» **Entries with figure data**
--

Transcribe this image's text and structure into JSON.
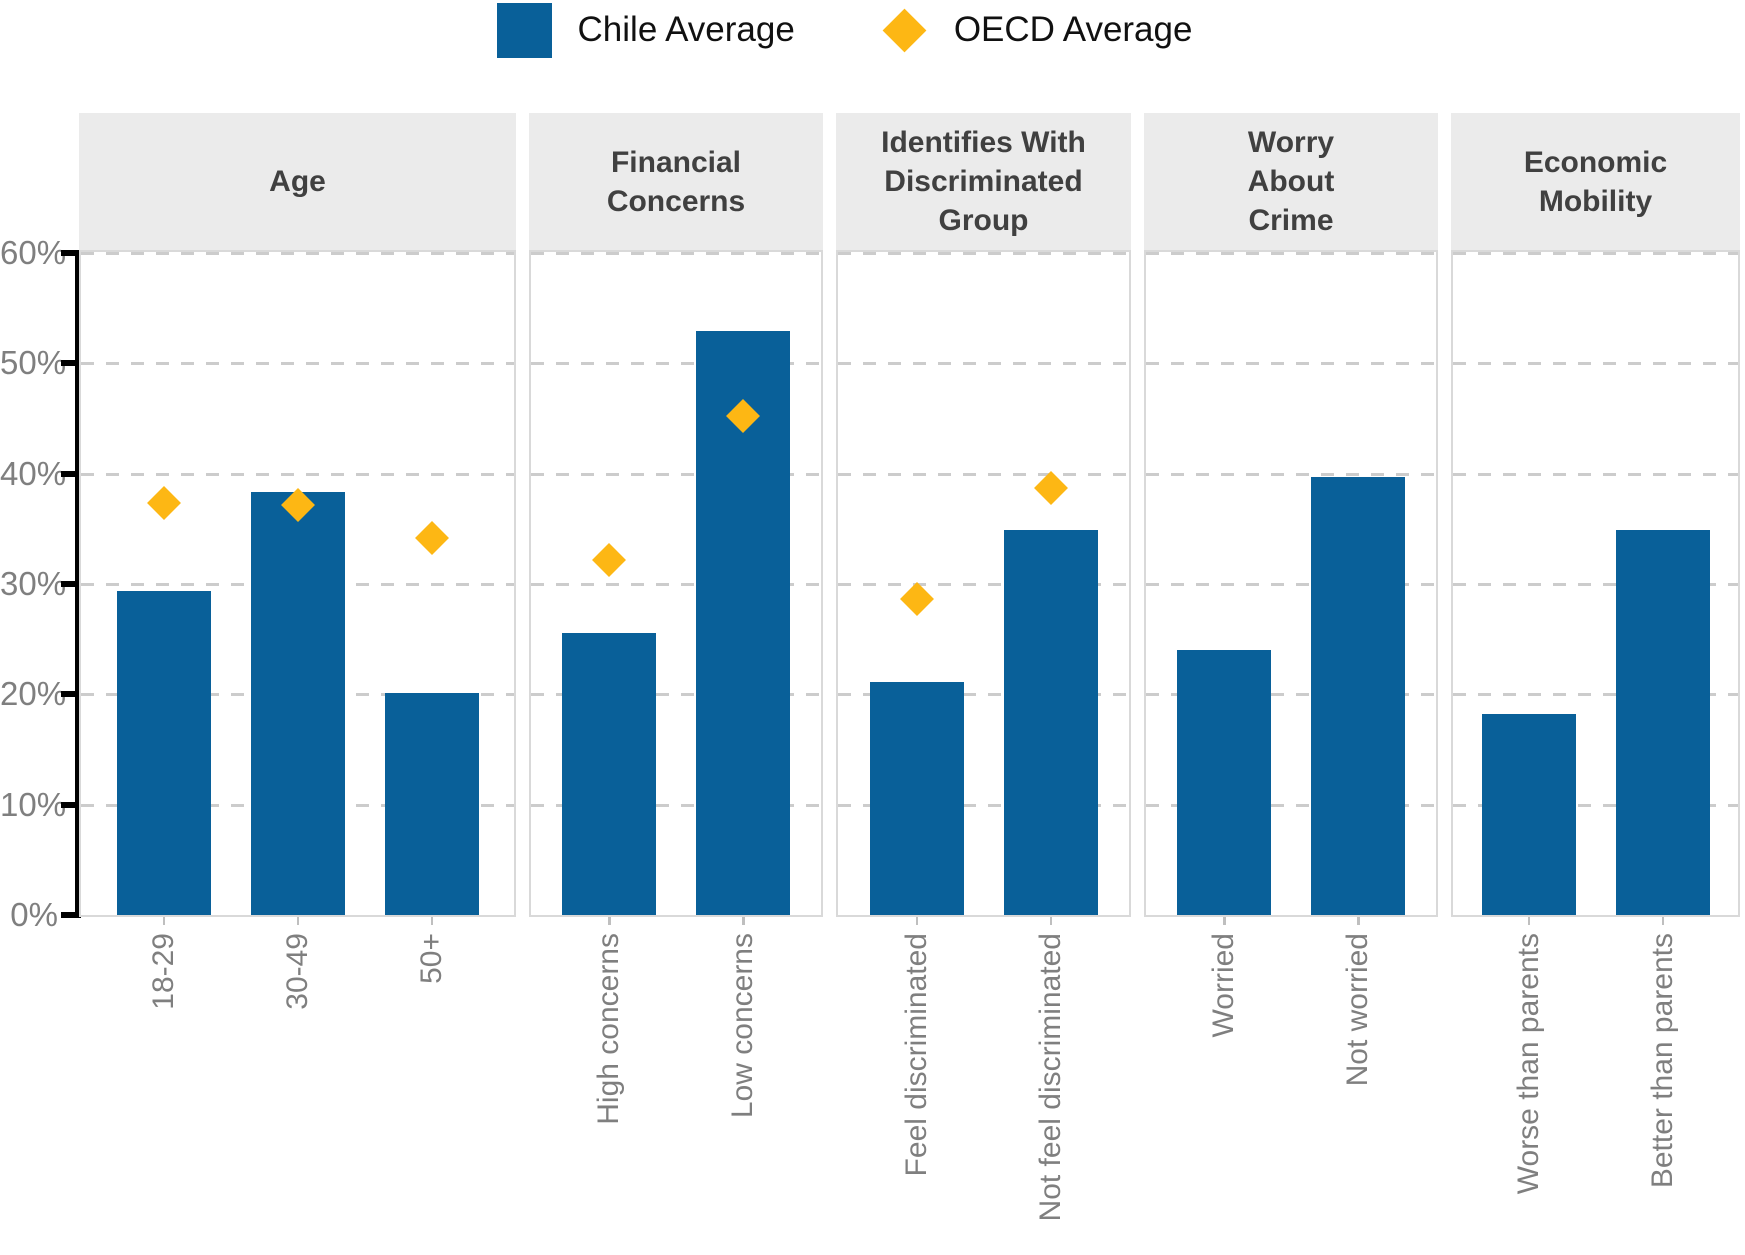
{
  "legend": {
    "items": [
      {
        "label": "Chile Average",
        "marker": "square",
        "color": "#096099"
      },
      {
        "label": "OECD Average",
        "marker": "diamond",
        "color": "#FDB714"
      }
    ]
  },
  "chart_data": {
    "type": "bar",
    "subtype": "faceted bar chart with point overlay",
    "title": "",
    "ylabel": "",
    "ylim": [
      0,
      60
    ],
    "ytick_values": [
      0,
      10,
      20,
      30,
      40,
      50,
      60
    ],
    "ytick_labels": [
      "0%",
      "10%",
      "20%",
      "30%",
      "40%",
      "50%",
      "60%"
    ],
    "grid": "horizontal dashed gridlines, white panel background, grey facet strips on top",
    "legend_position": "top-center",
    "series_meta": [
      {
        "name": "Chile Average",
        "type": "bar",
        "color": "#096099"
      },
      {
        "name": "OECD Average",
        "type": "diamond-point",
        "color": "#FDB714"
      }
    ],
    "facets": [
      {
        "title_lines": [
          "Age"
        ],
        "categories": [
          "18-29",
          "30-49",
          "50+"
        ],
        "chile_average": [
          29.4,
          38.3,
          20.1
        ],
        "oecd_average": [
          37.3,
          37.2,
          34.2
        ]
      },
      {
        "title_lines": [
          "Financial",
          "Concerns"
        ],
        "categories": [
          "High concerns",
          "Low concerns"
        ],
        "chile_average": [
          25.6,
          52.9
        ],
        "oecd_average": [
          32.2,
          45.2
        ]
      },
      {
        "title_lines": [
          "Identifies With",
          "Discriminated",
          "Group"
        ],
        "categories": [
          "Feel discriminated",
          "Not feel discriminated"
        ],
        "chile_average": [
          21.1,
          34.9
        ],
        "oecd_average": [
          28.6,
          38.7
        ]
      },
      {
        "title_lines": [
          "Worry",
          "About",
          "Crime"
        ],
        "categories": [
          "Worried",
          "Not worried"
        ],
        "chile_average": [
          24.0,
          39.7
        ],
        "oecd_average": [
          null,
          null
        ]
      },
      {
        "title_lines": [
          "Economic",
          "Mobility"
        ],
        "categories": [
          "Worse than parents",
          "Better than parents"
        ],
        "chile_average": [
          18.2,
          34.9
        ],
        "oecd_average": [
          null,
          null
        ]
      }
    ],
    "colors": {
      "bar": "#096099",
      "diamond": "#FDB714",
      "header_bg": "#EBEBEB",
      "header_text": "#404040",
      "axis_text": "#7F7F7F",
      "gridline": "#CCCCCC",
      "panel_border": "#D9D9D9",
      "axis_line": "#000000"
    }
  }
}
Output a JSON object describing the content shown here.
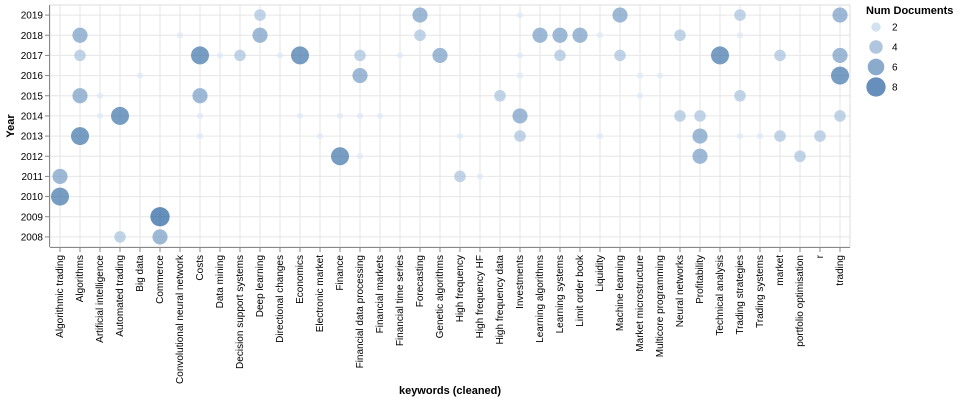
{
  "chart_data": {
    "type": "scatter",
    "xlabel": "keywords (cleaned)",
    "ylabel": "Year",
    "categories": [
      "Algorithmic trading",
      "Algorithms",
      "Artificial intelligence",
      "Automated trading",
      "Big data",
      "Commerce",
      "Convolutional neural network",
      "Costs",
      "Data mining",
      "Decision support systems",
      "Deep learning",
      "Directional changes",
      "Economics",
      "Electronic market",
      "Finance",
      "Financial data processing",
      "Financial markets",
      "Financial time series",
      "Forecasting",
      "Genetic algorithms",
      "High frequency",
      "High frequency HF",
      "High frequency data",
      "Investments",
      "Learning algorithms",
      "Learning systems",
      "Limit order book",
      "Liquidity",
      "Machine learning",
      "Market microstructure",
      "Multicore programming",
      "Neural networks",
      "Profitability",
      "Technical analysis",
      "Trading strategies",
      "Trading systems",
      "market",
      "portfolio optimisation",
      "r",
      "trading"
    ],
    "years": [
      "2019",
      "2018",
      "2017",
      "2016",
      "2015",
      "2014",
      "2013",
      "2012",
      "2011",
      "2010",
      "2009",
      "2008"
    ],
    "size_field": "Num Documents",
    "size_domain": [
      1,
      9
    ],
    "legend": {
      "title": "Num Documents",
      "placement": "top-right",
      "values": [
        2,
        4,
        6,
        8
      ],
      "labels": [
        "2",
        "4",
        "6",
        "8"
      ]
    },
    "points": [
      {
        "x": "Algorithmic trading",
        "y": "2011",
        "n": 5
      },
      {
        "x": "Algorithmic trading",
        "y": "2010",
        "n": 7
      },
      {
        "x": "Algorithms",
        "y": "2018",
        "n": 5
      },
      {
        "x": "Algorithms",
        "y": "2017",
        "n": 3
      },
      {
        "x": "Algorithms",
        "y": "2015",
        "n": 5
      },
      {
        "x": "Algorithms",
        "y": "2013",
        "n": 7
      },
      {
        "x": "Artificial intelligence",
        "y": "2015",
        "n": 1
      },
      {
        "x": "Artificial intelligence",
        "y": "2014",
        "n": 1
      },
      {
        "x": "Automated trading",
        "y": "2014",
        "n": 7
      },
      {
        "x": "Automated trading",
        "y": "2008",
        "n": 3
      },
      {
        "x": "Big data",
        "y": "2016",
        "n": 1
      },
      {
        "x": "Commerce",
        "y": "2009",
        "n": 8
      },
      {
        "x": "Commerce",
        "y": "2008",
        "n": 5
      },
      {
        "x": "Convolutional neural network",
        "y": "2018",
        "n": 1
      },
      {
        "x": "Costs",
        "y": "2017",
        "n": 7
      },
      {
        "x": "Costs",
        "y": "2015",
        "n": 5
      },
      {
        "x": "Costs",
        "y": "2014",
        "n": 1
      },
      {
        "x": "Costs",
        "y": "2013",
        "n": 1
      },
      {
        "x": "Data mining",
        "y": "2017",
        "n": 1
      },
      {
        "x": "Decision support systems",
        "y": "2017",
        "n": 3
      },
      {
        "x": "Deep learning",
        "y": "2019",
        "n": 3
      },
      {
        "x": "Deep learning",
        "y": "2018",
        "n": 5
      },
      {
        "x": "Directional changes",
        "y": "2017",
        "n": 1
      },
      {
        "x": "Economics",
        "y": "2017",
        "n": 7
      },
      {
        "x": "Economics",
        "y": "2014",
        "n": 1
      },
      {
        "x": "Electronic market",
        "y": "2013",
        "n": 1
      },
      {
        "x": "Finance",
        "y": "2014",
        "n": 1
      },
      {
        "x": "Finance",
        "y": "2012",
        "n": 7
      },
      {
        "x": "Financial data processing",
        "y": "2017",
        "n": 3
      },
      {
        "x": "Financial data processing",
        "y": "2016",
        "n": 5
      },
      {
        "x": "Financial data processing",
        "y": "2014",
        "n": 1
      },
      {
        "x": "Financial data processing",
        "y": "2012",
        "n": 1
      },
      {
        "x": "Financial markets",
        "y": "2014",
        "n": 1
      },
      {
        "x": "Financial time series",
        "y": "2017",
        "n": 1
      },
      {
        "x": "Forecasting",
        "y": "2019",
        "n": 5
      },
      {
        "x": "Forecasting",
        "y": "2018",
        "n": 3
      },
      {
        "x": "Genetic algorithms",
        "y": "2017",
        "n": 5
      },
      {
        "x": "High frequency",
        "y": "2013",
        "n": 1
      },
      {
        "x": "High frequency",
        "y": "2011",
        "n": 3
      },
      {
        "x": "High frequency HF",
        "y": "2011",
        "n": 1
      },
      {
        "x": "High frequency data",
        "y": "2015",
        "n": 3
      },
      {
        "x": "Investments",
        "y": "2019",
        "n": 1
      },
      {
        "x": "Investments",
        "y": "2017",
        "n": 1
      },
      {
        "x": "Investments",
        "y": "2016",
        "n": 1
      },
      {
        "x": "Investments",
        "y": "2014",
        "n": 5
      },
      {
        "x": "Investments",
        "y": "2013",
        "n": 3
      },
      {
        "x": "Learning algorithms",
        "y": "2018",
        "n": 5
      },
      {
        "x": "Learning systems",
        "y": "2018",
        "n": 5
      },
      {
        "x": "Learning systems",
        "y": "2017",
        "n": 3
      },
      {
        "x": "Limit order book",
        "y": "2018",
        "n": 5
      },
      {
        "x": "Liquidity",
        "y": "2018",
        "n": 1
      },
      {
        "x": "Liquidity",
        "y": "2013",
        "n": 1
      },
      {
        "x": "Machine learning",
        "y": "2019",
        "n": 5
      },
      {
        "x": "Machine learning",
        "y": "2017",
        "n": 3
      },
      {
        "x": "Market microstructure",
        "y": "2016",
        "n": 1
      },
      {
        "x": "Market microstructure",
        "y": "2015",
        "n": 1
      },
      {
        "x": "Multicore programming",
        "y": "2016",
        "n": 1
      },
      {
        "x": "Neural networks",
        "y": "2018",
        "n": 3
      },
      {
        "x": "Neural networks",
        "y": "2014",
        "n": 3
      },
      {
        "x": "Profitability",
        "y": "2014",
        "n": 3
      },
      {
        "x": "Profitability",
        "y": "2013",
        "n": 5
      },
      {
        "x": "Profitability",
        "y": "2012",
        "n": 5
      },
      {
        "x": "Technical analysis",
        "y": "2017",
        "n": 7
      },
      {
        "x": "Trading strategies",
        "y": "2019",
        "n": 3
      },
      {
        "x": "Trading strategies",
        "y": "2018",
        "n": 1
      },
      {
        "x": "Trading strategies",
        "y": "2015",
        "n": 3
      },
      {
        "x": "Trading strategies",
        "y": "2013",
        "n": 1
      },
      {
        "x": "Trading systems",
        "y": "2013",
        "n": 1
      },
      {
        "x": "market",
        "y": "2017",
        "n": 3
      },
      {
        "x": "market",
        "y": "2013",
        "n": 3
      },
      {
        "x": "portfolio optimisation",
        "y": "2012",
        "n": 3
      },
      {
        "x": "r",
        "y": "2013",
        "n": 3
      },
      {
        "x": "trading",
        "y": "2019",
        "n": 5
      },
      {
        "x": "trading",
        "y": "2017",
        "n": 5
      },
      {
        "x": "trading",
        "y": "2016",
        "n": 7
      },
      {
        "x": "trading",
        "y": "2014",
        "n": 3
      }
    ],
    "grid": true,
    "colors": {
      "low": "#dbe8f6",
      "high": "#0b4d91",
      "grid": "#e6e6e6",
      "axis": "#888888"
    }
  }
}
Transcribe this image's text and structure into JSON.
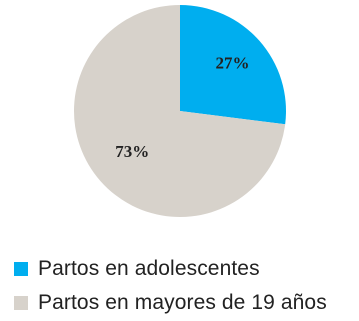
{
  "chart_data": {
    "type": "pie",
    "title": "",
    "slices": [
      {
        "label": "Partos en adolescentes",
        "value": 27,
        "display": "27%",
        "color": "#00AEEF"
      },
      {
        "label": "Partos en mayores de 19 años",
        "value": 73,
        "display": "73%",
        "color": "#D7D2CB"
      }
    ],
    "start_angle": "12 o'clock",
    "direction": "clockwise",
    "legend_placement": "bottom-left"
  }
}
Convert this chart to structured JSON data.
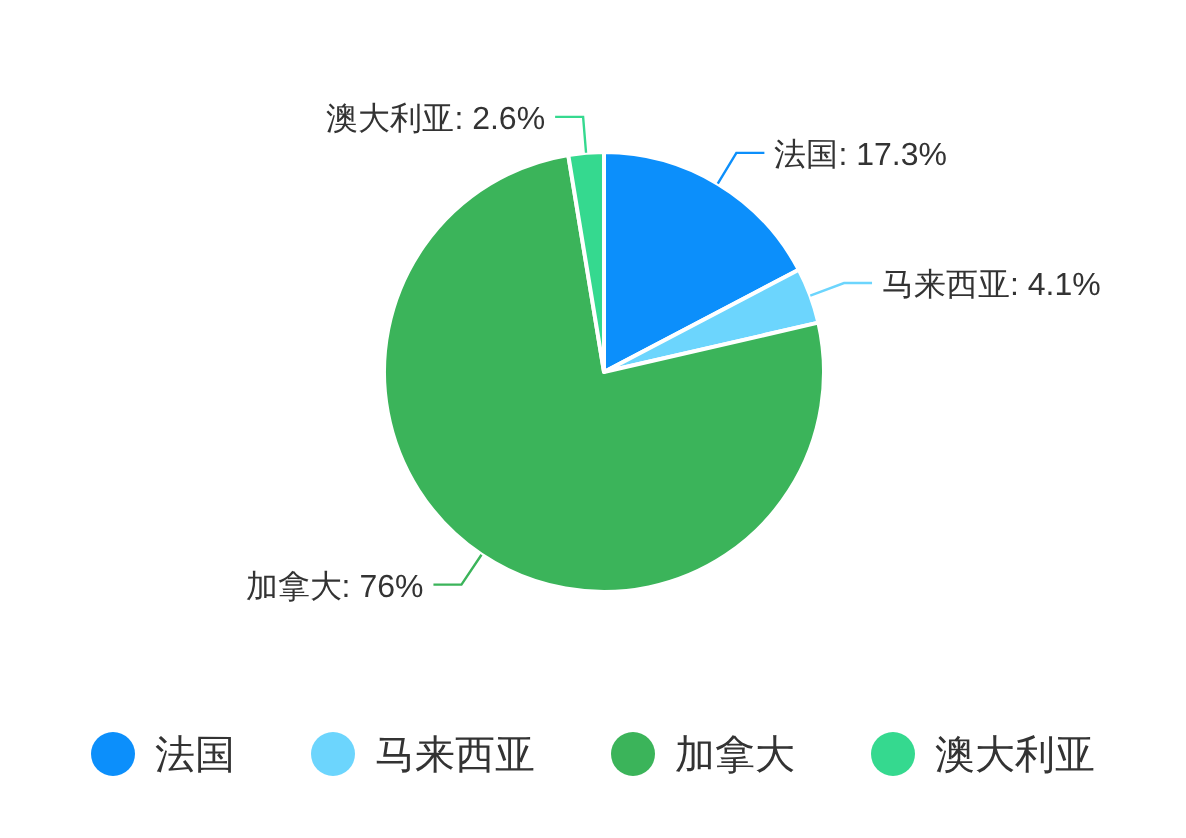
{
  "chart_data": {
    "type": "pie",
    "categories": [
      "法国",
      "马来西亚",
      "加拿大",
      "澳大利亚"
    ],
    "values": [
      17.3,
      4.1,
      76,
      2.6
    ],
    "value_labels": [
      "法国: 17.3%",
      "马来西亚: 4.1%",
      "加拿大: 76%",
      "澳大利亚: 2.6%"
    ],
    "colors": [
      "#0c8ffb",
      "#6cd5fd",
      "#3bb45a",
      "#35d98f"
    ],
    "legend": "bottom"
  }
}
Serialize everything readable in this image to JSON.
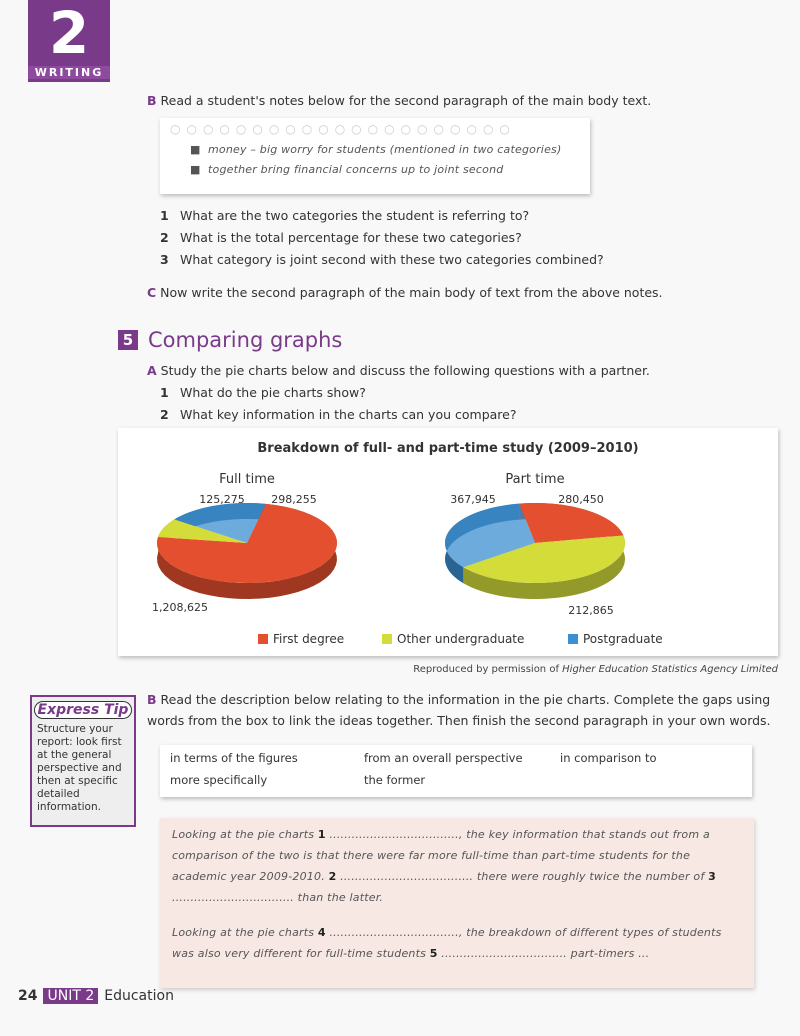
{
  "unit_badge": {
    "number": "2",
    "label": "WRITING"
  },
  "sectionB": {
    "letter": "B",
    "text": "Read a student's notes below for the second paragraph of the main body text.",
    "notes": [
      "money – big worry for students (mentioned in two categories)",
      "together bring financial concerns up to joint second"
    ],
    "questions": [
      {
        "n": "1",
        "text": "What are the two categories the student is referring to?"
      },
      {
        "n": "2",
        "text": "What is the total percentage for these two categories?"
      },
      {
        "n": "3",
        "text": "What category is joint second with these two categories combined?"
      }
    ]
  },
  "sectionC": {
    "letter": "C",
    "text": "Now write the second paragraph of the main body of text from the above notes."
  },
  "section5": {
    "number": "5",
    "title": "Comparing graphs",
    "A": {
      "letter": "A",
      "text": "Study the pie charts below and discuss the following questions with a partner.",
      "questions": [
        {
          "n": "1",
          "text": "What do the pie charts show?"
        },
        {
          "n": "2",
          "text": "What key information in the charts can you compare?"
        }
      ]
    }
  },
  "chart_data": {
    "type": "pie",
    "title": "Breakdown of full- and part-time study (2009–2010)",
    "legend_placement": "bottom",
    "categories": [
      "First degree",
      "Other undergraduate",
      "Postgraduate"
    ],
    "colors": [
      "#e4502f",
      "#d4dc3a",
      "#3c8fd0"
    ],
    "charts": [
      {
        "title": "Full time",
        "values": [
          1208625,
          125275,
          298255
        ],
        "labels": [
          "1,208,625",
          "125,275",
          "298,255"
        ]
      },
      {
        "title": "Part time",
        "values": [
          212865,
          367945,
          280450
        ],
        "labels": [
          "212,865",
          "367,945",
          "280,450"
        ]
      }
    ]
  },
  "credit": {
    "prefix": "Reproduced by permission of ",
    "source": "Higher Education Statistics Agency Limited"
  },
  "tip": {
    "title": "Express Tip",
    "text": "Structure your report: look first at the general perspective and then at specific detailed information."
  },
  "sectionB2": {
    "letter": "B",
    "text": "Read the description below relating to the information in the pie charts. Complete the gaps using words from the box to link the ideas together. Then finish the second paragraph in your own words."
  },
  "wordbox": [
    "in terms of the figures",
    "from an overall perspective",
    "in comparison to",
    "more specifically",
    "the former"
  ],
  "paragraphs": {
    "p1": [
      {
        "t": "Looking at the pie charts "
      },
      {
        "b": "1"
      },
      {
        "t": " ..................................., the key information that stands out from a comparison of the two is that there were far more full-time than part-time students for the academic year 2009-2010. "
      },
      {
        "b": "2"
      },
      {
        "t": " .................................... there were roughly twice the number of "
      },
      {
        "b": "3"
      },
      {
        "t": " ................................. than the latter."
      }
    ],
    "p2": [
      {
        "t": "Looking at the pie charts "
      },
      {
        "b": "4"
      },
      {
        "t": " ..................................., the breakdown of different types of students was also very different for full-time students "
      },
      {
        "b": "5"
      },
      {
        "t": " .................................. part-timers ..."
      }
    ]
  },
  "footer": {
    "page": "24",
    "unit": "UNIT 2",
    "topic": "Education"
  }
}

--

» **Your instructions**
Check each line of the material above for "changes" and say how many lines contain it, giving the number alone.

» **Correct result**
2